▶ **Description of the task**
Find each line with the string "Incubation" and report it.

Begin Supplied information

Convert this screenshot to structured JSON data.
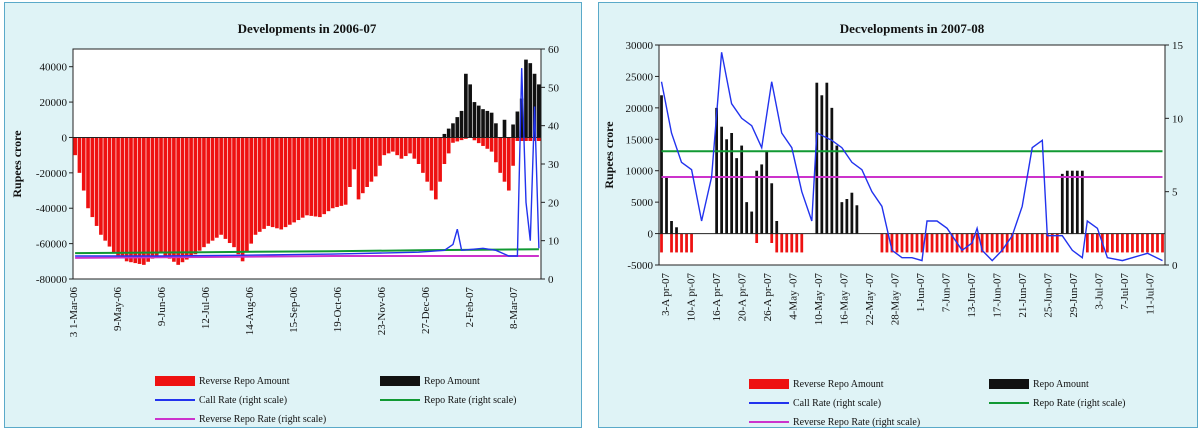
{
  "chart_data": [
    {
      "type": "bar",
      "title": "Developments in 2006-07",
      "ylabel": "Rupees crore",
      "ylim": [
        -80000,
        50000
      ],
      "yticks": [
        -80000,
        -60000,
        -40000,
        -20000,
        0,
        20000,
        40000
      ],
      "y2lim": [
        0,
        60
      ],
      "y2ticks": [
        0,
        10,
        20,
        30,
        40,
        50,
        60
      ],
      "xlabels": [
        "3 1-Mar-06",
        "9-May-06",
        "9-Jun-06",
        "12-Jul-06",
        "14-Aug-06",
        "15-Sep-06",
        "19-Oct-06",
        "23-Nov-06",
        "27-Dec-06",
        "2-Feb-07",
        "8-Mar-07"
      ],
      "legend": [
        "Reverse Repo Amount",
        "Repo Amount",
        "Call Rate (right scale)",
        "Repo Rate (right scale)",
        "Reverse Repo Rate (right scale)"
      ],
      "colors": {
        "reverse_repo": "#ee1111",
        "repo": "#111111",
        "call": "#2233ee",
        "repo_rate": "#119933",
        "rev_rate": "#cc33cc"
      },
      "reverse_repo_profile": [
        [
          0,
          -10000
        ],
        [
          3,
          -40000
        ],
        [
          6,
          -55000
        ],
        [
          9,
          -65000
        ],
        [
          12,
          -70000
        ],
        [
          16,
          -72000
        ],
        [
          20,
          -65000
        ],
        [
          24,
          -72000
        ],
        [
          28,
          -66000
        ],
        [
          31,
          -60000
        ],
        [
          34,
          -55000
        ],
        [
          37,
          -62000
        ],
        [
          39,
          -70000
        ],
        [
          42,
          -55000
        ],
        [
          45,
          -50000
        ],
        [
          48,
          -52000
        ],
        [
          51,
          -48000
        ],
        [
          54,
          -44000
        ],
        [
          57,
          -45000
        ],
        [
          60,
          -40000
        ],
        [
          63,
          -38000
        ],
        [
          65,
          -18000
        ],
        [
          66,
          -35000
        ],
        [
          68,
          -28000
        ],
        [
          70,
          -22000
        ],
        [
          72,
          -10000
        ],
        [
          74,
          -8000
        ],
        [
          76,
          -12000
        ],
        [
          78,
          -9000
        ],
        [
          80,
          -15000
        ],
        [
          82,
          -25000
        ],
        [
          84,
          -35000
        ],
        [
          86,
          -15000
        ],
        [
          88,
          -3000
        ],
        [
          92,
          0
        ],
        [
          97,
          -8000
        ],
        [
          99,
          -20000
        ],
        [
          101,
          -30000
        ],
        [
          103,
          -2000
        ],
        [
          108,
          -2000
        ]
      ],
      "repo_profile": [
        [
          86,
          2000
        ],
        [
          88,
          8000
        ],
        [
          90,
          15000
        ],
        [
          91,
          36000
        ],
        [
          92,
          30000
        ],
        [
          93,
          20000
        ],
        [
          95,
          16000
        ],
        [
          97,
          14000
        ],
        [
          98,
          8000
        ],
        [
          99,
          0
        ],
        [
          100,
          10000
        ],
        [
          101,
          0
        ],
        [
          104,
          22000
        ],
        [
          105,
          44000
        ],
        [
          106,
          42000
        ],
        [
          107,
          36000
        ],
        [
          108,
          30000
        ]
      ],
      "call_rate": [
        [
          0,
          6
        ],
        [
          20,
          6
        ],
        [
          40,
          6.2
        ],
        [
          60,
          6.5
        ],
        [
          80,
          7
        ],
        [
          86,
          7.5
        ],
        [
          88,
          9
        ],
        [
          89,
          13
        ],
        [
          90,
          7.5
        ],
        [
          95,
          8
        ],
        [
          98,
          7.5
        ],
        [
          101,
          6
        ],
        [
          103,
          6
        ],
        [
          104,
          55
        ],
        [
          105,
          20
        ],
        [
          106,
          10
        ],
        [
          107,
          45
        ],
        [
          108,
          8
        ]
      ],
      "repo_rate": [
        [
          0,
          6.75
        ],
        [
          30,
          7
        ],
        [
          60,
          7.25
        ],
        [
          80,
          7.5
        ],
        [
          108,
          7.75
        ]
      ],
      "reverse_repo_rate": [
        [
          0,
          5.5
        ],
        [
          30,
          5.75
        ],
        [
          60,
          6
        ],
        [
          108,
          6
        ]
      ]
    },
    {
      "type": "bar",
      "title": "Decvelopments in 2007-08",
      "ylabel": "Rupees crore",
      "ylim": [
        -5000,
        30000
      ],
      "yticks": [
        -5000,
        0,
        5000,
        10000,
        15000,
        20000,
        25000,
        30000
      ],
      "y2lim": [
        0,
        15
      ],
      "y2ticks": [
        0,
        5,
        10,
        15
      ],
      "xlabels": [
        "3-A pr-07",
        "10-A pr-07",
        "16-A pr-07",
        "20-A pr-07",
        "26-A pr-07",
        "4-May -07",
        "10-May -07",
        "16-May -07",
        "22-May -07",
        "28-May -07",
        "1-Jun-07",
        "7-Jun-07",
        "13-Jun-07",
        "17-Jun-07",
        "21-Jun-07",
        "25-Jun-07",
        "29-Jun-07",
        "3-Jul-07",
        "7-Jul-07",
        "11-Jul-07"
      ],
      "legend": [
        "Reverse Repo Amount",
        "Repo Amount",
        "Call Rate (right scale)",
        "Repo Rate (right scale)",
        "Reverse Repo Rate (right scale)"
      ],
      "colors": {
        "reverse_repo": "#ee1111",
        "repo": "#111111",
        "call": "#2233ee",
        "repo_rate": "#119933",
        "rev_rate": "#cc33cc"
      },
      "repo_bars": [
        22000,
        9000,
        2000,
        1000,
        0,
        0,
        0,
        0,
        0,
        0,
        0,
        20000,
        17000,
        15000,
        16000,
        12000,
        14000,
        5000,
        3500,
        10000,
        11000,
        13000,
        8000,
        2000,
        0,
        0,
        0,
        0,
        0,
        0,
        0,
        24000,
        22000,
        24000,
        20000,
        14000,
        5000,
        5500,
        6500,
        4500,
        0,
        0,
        0,
        0,
        0,
        0,
        0,
        0,
        0,
        0,
        0,
        0,
        0,
        0,
        0,
        0,
        0,
        0,
        0,
        0,
        0,
        0,
        0,
        0,
        0,
        0,
        0,
        0,
        0,
        0,
        0,
        0,
        0,
        0,
        0,
        0,
        0,
        0,
        0,
        0,
        9500,
        10000,
        10000,
        10000,
        10000,
        0,
        0,
        0,
        0,
        0,
        0,
        0,
        0,
        0,
        0,
        0,
        0,
        0,
        0,
        0,
        0
      ],
      "reverse_repo_bars": [
        -3000,
        0,
        -3000,
        -3000,
        -3000,
        -3000,
        -3000,
        0,
        0,
        0,
        0,
        0,
        0,
        0,
        0,
        0,
        0,
        0,
        0,
        -1500,
        0,
        0,
        -1500,
        -3000,
        -3000,
        -3000,
        -3000,
        -3000,
        -3000,
        0,
        0,
        0,
        0,
        0,
        0,
        0,
        0,
        0,
        0,
        0,
        0,
        0,
        0,
        0,
        -3000,
        -3000,
        -3000,
        -3000,
        -3000,
        -3000,
        -3000,
        -3000,
        -3000,
        -3000,
        -3000,
        -3000,
        -3000,
        -3000,
        -3000,
        -3000,
        -3000,
        -3000,
        -3000,
        -3000,
        -3000,
        -3000,
        -3000,
        -3000,
        -3000,
        -3000,
        -3000,
        -3000,
        -3000,
        -3000,
        -3000,
        -3000,
        -3000,
        -3000,
        -3000,
        -3000,
        0,
        0,
        0,
        0,
        0,
        -3000,
        -3000,
        -3000,
        -3000,
        -3000,
        -3000,
        -3000,
        -3000,
        -3000,
        -3000,
        -3000,
        -3000,
        -3000,
        -3000,
        -3000,
        -3000
      ],
      "call_rate": [
        [
          0,
          12.5
        ],
        [
          2,
          9
        ],
        [
          4,
          7
        ],
        [
          6,
          6.5
        ],
        [
          8,
          3
        ],
        [
          10,
          6
        ],
        [
          12,
          14.5
        ],
        [
          14,
          11
        ],
        [
          16,
          10
        ],
        [
          18,
          9.5
        ],
        [
          20,
          8
        ],
        [
          22,
          12.5
        ],
        [
          24,
          9
        ],
        [
          26,
          8
        ],
        [
          28,
          5
        ],
        [
          30,
          3
        ],
        [
          31,
          9
        ],
        [
          34,
          8.5
        ],
        [
          36,
          8
        ],
        [
          38,
          7
        ],
        [
          40,
          6.5
        ],
        [
          42,
          5
        ],
        [
          44,
          4
        ],
        [
          46,
          1
        ],
        [
          48,
          0.5
        ],
        [
          50,
          0.5
        ],
        [
          52,
          0.3
        ],
        [
          53,
          3
        ],
        [
          55,
          3
        ],
        [
          57,
          2.5
        ],
        [
          60,
          1
        ],
        [
          62,
          1.5
        ],
        [
          63,
          2.5
        ],
        [
          64,
          1
        ],
        [
          66,
          0.3
        ],
        [
          68,
          1
        ],
        [
          70,
          2
        ],
        [
          72,
          4
        ],
        [
          74,
          8
        ],
        [
          76,
          8.5
        ],
        [
          77,
          2
        ],
        [
          80,
          2
        ],
        [
          82,
          1
        ],
        [
          84,
          0.5
        ],
        [
          85,
          3
        ],
        [
          87,
          2.5
        ],
        [
          89,
          0.5
        ],
        [
          92,
          0.3
        ],
        [
          94,
          0.5
        ],
        [
          97,
          0.8
        ],
        [
          100,
          0.3
        ]
      ],
      "repo_rate": 7.75,
      "reverse_repo_rate": 6
    }
  ]
}
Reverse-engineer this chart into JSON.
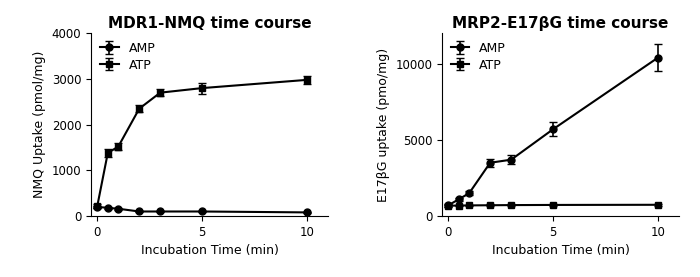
{
  "left_title": "MDR1-NMQ time course",
  "right_title": "MRP2-E17βG time course",
  "left_xlabel": "Incubation Time (min)",
  "right_xlabel": "Incubation Time (min)",
  "left_ylabel": "NMQ Uptake (pmol/mg)",
  "right_ylabel": "E17βG uptake (pmo/mg)",
  "left_AMP_x": [
    0,
    0.5,
    1,
    2,
    3,
    5,
    10
  ],
  "left_AMP_y": [
    200,
    180,
    160,
    100,
    100,
    100,
    80
  ],
  "left_AMP_err": [
    30,
    25,
    20,
    15,
    15,
    15,
    15
  ],
  "left_ATP_x": [
    0,
    0.5,
    1,
    2,
    3,
    5,
    10
  ],
  "left_ATP_y": [
    220,
    1380,
    1520,
    2350,
    2700,
    2800,
    2980
  ],
  "left_ATP_err": [
    40,
    80,
    80,
    80,
    80,
    120,
    80
  ],
  "left_ylim": [
    0,
    4000
  ],
  "left_yticks": [
    0,
    1000,
    2000,
    3000,
    4000
  ],
  "left_xlim": [
    -0.3,
    11
  ],
  "left_xticks": [
    0,
    5,
    10
  ],
  "right_AMP_x": [
    0,
    0.5,
    1,
    2,
    3,
    5,
    10
  ],
  "right_AMP_y": [
    700,
    1100,
    1500,
    3500,
    3700,
    5700,
    10400
  ],
  "right_AMP_err": [
    100,
    100,
    150,
    250,
    300,
    450,
    900
  ],
  "right_ATP_x": [
    0,
    0.5,
    1,
    2,
    3,
    5,
    10
  ],
  "right_ATP_y": [
    680,
    690,
    700,
    710,
    720,
    730,
    740
  ],
  "right_ATP_err": [
    70,
    60,
    55,
    55,
    55,
    55,
    55
  ],
  "right_ylim": [
    0,
    12000
  ],
  "right_yticks": [
    0,
    5000,
    10000
  ],
  "right_xlim": [
    -0.3,
    11
  ],
  "right_xticks": [
    0,
    5,
    10
  ],
  "line_color": "#000000",
  "marker_circle": "o",
  "marker_square": "s",
  "markersize": 5,
  "linewidth": 1.5,
  "capsize": 3,
  "elinewidth": 1.2,
  "title_fontsize": 11,
  "label_fontsize": 9,
  "tick_fontsize": 8.5,
  "legend_fontsize": 9
}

End Supplied information

▶ **Answer below**
  "left_xlabel": "Incubation Time (min)",
  "right_xlabel": "Incubation Time (min)",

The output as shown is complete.